-- Start --
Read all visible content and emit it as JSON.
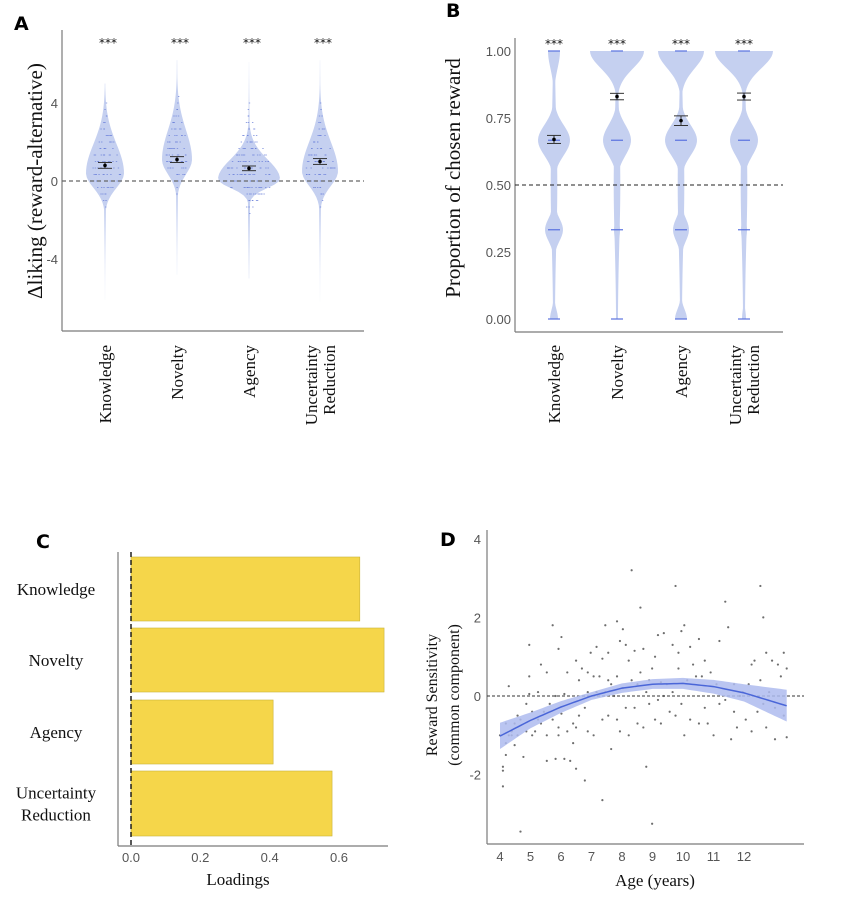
{
  "chart_data": [
    {
      "panel": "A",
      "type": "violin",
      "ylabel": "Δliking (reward-alternative)",
      "xlabel": "",
      "categories": [
        "Knowledge",
        "Novelty",
        "Agency",
        "Uncertainty\nReduction"
      ],
      "category_lines": [
        [
          "Knowledge"
        ],
        [
          "Novelty"
        ],
        [
          "Agency"
        ],
        [
          "Uncertainty",
          "Reduction"
        ]
      ],
      "yticks": [
        -4,
        0,
        4
      ],
      "ytick_labels": [
        "-4",
        "0",
        "4"
      ],
      "ylim": [
        -7.5,
        7.5
      ],
      "reference_line": 0,
      "significance": [
        "***",
        "***",
        "***",
        "***"
      ],
      "means": [
        0.8,
        1.1,
        0.65,
        1.0
      ],
      "se": [
        0.15,
        0.15,
        0.12,
        0.15
      ],
      "ranges": [
        [
          -6.1,
          5.0
        ],
        [
          -4.8,
          6.2
        ],
        [
          -5.0,
          6.1
        ],
        [
          -6.2,
          6.2
        ]
      ],
      "modes": [
        0.4,
        1.1,
        0.1,
        0.5
      ],
      "color": "#c5d0f0"
    },
    {
      "panel": "B",
      "type": "violin",
      "ylabel": "Proportion of chosen reward",
      "categories": [
        "Knowledge",
        "Novelty",
        "Agency",
        "Uncertainty\nReduction"
      ],
      "category_lines": [
        [
          "Knowledge"
        ],
        [
          "Novelty"
        ],
        [
          "Agency"
        ],
        [
          "Uncertainty",
          "Reduction"
        ]
      ],
      "yticks": [
        0,
        0.25,
        0.5,
        0.75,
        1.0
      ],
      "ytick_labels": [
        "0.00",
        "0.25",
        "0.50",
        "0.75",
        "1.00"
      ],
      "ylim": [
        0,
        1.0
      ],
      "reference_line": 0.5,
      "significance": [
        "***",
        "***",
        "***",
        "***"
      ],
      "means": [
        0.67,
        0.83,
        0.74,
        0.83
      ],
      "se": [
        0.015,
        0.012,
        0.018,
        0.013
      ],
      "discrete_levels": [
        0,
        0.333,
        0.667,
        1.0
      ],
      "color": "#c5d0f0"
    },
    {
      "panel": "C",
      "type": "bar",
      "orientation": "horizontal",
      "categories": [
        "Knowledge",
        "Novelty",
        "Agency",
        "Uncertainty\nReduction"
      ],
      "category_lines": [
        [
          "Knowledge"
        ],
        [
          "Novelty"
        ],
        [
          "Agency"
        ],
        [
          "Uncertainty",
          "Reduction"
        ]
      ],
      "values": [
        0.66,
        0.73,
        0.41,
        0.58
      ],
      "xlabel": "Loadings",
      "xticks": [
        0.0,
        0.2,
        0.4,
        0.6
      ],
      "xtick_labels": [
        "0.0",
        "0.2",
        "0.4",
        "0.6"
      ],
      "xlim": [
        -0.035,
        0.76
      ],
      "reference_line": 0,
      "color": "#f5d64a"
    },
    {
      "panel": "D",
      "type": "scatter",
      "xlabel": "Age (years)",
      "ylabel": "Reward Sensitivity\n(common component)",
      "ylabel_lines": [
        "Reward Sensitivity",
        "(common component)"
      ],
      "xticks": [
        4,
        5,
        6,
        7,
        8,
        9,
        10,
        11,
        12
      ],
      "xtick_labels": [
        "4",
        "5",
        "6",
        "7",
        "8",
        "9",
        "10",
        "11",
        "12"
      ],
      "yticks": [
        -2,
        0,
        2,
        4
      ],
      "ytick_labels": [
        "-2",
        "0",
        "2",
        "4"
      ],
      "xlim": [
        3.6,
        14.0
      ],
      "ylim": [
        -3.75,
        4.2
      ],
      "reference_line": 0,
      "fit": {
        "type": "quadratic",
        "x": [
          4.0,
          5.0,
          6.0,
          7.0,
          8.0,
          9.0,
          10.0,
          11.0,
          12.0,
          13.4
        ],
        "y": [
          -1.02,
          -0.62,
          -0.28,
          0.0,
          0.2,
          0.3,
          0.32,
          0.24,
          0.08,
          -0.25
        ],
        "ci_low": [
          -1.35,
          -0.82,
          -0.43,
          -0.1,
          0.08,
          0.18,
          0.18,
          0.06,
          -0.14,
          -0.65
        ],
        "ci_high": [
          -0.68,
          -0.42,
          -0.13,
          0.1,
          0.32,
          0.43,
          0.46,
          0.41,
          0.3,
          0.16
        ],
        "color": "#4a66d8",
        "band_color": "#aebbee"
      },
      "points": [
        [
          4.0,
          -1.0
        ],
        [
          4.1,
          -1.8
        ],
        [
          4.1,
          -2.3
        ],
        [
          4.1,
          -1.9
        ],
        [
          4.2,
          -1.5
        ],
        [
          4.2,
          -0.7
        ],
        [
          4.2,
          -1.2
        ],
        [
          4.3,
          0.25
        ],
        [
          4.3,
          -1.0
        ],
        [
          4.4,
          -0.9
        ],
        [
          4.4,
          -1.0
        ],
        [
          4.5,
          -1.25
        ],
        [
          4.5,
          -0.7
        ],
        [
          4.6,
          -0.5
        ],
        [
          4.6,
          -1.0
        ],
        [
          4.7,
          -3.45
        ],
        [
          4.7,
          -0.6
        ],
        [
          4.8,
          -1.55
        ],
        [
          4.9,
          -0.2
        ],
        [
          4.9,
          -0.9
        ],
        [
          5.0,
          0.05
        ],
        [
          5.0,
          1.3
        ],
        [
          5.0,
          0.5
        ],
        [
          5.1,
          -0.4
        ],
        [
          5.1,
          -1.0
        ],
        [
          5.2,
          -0.9
        ],
        [
          5.3,
          0.1
        ],
        [
          5.3,
          -0.6
        ],
        [
          5.4,
          0.8
        ],
        [
          5.4,
          -0.7
        ],
        [
          5.5,
          -0.4
        ],
        [
          5.6,
          0.6
        ],
        [
          5.6,
          -1.65
        ],
        [
          5.6,
          -1.0
        ],
        [
          5.7,
          -0.2
        ],
        [
          5.8,
          1.8
        ],
        [
          5.8,
          -0.6
        ],
        [
          5.9,
          0.0
        ],
        [
          5.9,
          -1.6
        ],
        [
          6.0,
          1.2
        ],
        [
          6.0,
          -0.8
        ],
        [
          6.0,
          -1.0
        ],
        [
          6.1,
          1.5
        ],
        [
          6.1,
          -0.45
        ],
        [
          6.2,
          0.05
        ],
        [
          6.2,
          -1.6
        ],
        [
          6.3,
          0.6
        ],
        [
          6.3,
          -0.9
        ],
        [
          6.4,
          -1.65
        ],
        [
          6.5,
          -0.7
        ],
        [
          6.5,
          -1.2
        ],
        [
          6.6,
          0.9
        ],
        [
          6.6,
          -0.8
        ],
        [
          6.6,
          -1.85
        ],
        [
          6.7,
          0.4
        ],
        [
          6.7,
          -0.5
        ],
        [
          6.8,
          0.7
        ],
        [
          6.9,
          -2.15
        ],
        [
          6.9,
          -0.3
        ],
        [
          7.0,
          0.6
        ],
        [
          7.0,
          -0.9
        ],
        [
          7.0,
          0.1
        ],
        [
          7.1,
          1.1
        ],
        [
          7.2,
          0.5
        ],
        [
          7.2,
          -1.0
        ],
        [
          7.3,
          1.25
        ],
        [
          7.3,
          0.1
        ],
        [
          7.4,
          0.5
        ],
        [
          7.5,
          0.95
        ],
        [
          7.5,
          -0.6
        ],
        [
          7.5,
          -2.65
        ],
        [
          7.6,
          1.8
        ],
        [
          7.6,
          0.1
        ],
        [
          7.7,
          1.1
        ],
        [
          7.7,
          0.4
        ],
        [
          7.7,
          -0.5
        ],
        [
          7.8,
          -1.35
        ],
        [
          7.8,
          0.3
        ],
        [
          7.9,
          0.0
        ],
        [
          8.0,
          1.9
        ],
        [
          8.0,
          0.5
        ],
        [
          8.0,
          -0.6
        ],
        [
          8.1,
          1.4
        ],
        [
          8.1,
          -0.9
        ],
        [
          8.2,
          1.7
        ],
        [
          8.2,
          0.2
        ],
        [
          8.3,
          1.3
        ],
        [
          8.3,
          -0.3
        ],
        [
          8.4,
          0.9
        ],
        [
          8.4,
          -1.0
        ],
        [
          8.5,
          3.2
        ],
        [
          8.5,
          0.4
        ],
        [
          8.6,
          1.15
        ],
        [
          8.6,
          -0.3
        ],
        [
          8.7,
          0.3
        ],
        [
          8.7,
          -0.7
        ],
        [
          8.8,
          2.25
        ],
        [
          8.8,
          0.6
        ],
        [
          8.9,
          -0.8
        ],
        [
          8.9,
          1.2
        ],
        [
          9.0,
          0.1
        ],
        [
          9.0,
          -1.8
        ],
        [
          9.1,
          0.4
        ],
        [
          9.1,
          -0.2
        ],
        [
          9.2,
          0.7
        ],
        [
          9.2,
          -3.25
        ],
        [
          9.3,
          1.0
        ],
        [
          9.3,
          -0.6
        ],
        [
          9.4,
          1.55
        ],
        [
          9.4,
          -0.1
        ],
        [
          9.5,
          0.35
        ],
        [
          9.5,
          -0.7
        ],
        [
          9.6,
          1.6
        ],
        [
          9.6,
          0.0
        ],
        [
          9.7,
          0.3
        ],
        [
          9.8,
          -0.4
        ],
        [
          9.9,
          1.3
        ],
        [
          9.9,
          0.1
        ],
        [
          10.0,
          2.8
        ],
        [
          10.0,
          -0.5
        ],
        [
          10.1,
          1.1
        ],
        [
          10.1,
          0.7
        ],
        [
          10.2,
          1.65
        ],
        [
          10.2,
          -0.2
        ],
        [
          10.3,
          1.8
        ],
        [
          10.3,
          -1.0
        ],
        [
          10.4,
          0.4
        ],
        [
          10.5,
          1.25
        ],
        [
          10.5,
          -0.6
        ],
        [
          10.6,
          0.8
        ],
        [
          10.7,
          0.5
        ],
        [
          10.8,
          -0.7
        ],
        [
          10.8,
          1.45
        ],
        [
          10.9,
          0.5
        ],
        [
          11.0,
          0.9
        ],
        [
          11.0,
          -0.3
        ],
        [
          11.1,
          -0.7
        ],
        [
          11.2,
          0.6
        ],
        [
          11.3,
          -1.0
        ],
        [
          11.4,
          0.3
        ],
        [
          11.5,
          1.4
        ],
        [
          11.5,
          -0.2
        ],
        [
          11.7,
          2.4
        ],
        [
          11.7,
          -0.1
        ],
        [
          11.8,
          1.75
        ],
        [
          11.9,
          -1.1
        ],
        [
          12.0,
          0.3
        ],
        [
          12.0,
          -0.4
        ],
        [
          12.1,
          -0.8
        ],
        [
          12.2,
          0.0
        ],
        [
          12.3,
          0.1
        ],
        [
          12.4,
          -0.6
        ],
        [
          12.5,
          0.3
        ],
        [
          12.6,
          0.8
        ],
        [
          12.6,
          -0.9
        ],
        [
          12.7,
          0.9
        ],
        [
          12.8,
          -0.4
        ],
        [
          12.9,
          2.8
        ],
        [
          12.9,
          0.4
        ],
        [
          13.0,
          2.0
        ],
        [
          13.0,
          -0.2
        ],
        [
          13.1,
          1.1
        ],
        [
          13.1,
          -0.8
        ],
        [
          13.2,
          0.1
        ],
        [
          13.3,
          0.9
        ],
        [
          13.4,
          -0.3
        ],
        [
          13.4,
          -1.1
        ],
        [
          13.5,
          0.8
        ],
        [
          13.6,
          0.5
        ],
        [
          13.7,
          -0.5
        ],
        [
          13.7,
          1.1
        ],
        [
          13.8,
          0.7
        ],
        [
          13.8,
          -1.05
        ]
      ],
      "point_color": "#555555"
    }
  ],
  "panels": {
    "A": {
      "letter": "A"
    },
    "B": {
      "letter": "B"
    },
    "C": {
      "letter": "C"
    },
    "D": {
      "letter": "D"
    }
  }
}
-- End --
**Exercise requirements**
Extract every line containing the string "common" from the data above.

**Task answer**
      "ylabel": "Reward Sensitivity\n(common component)",
        "(common component)"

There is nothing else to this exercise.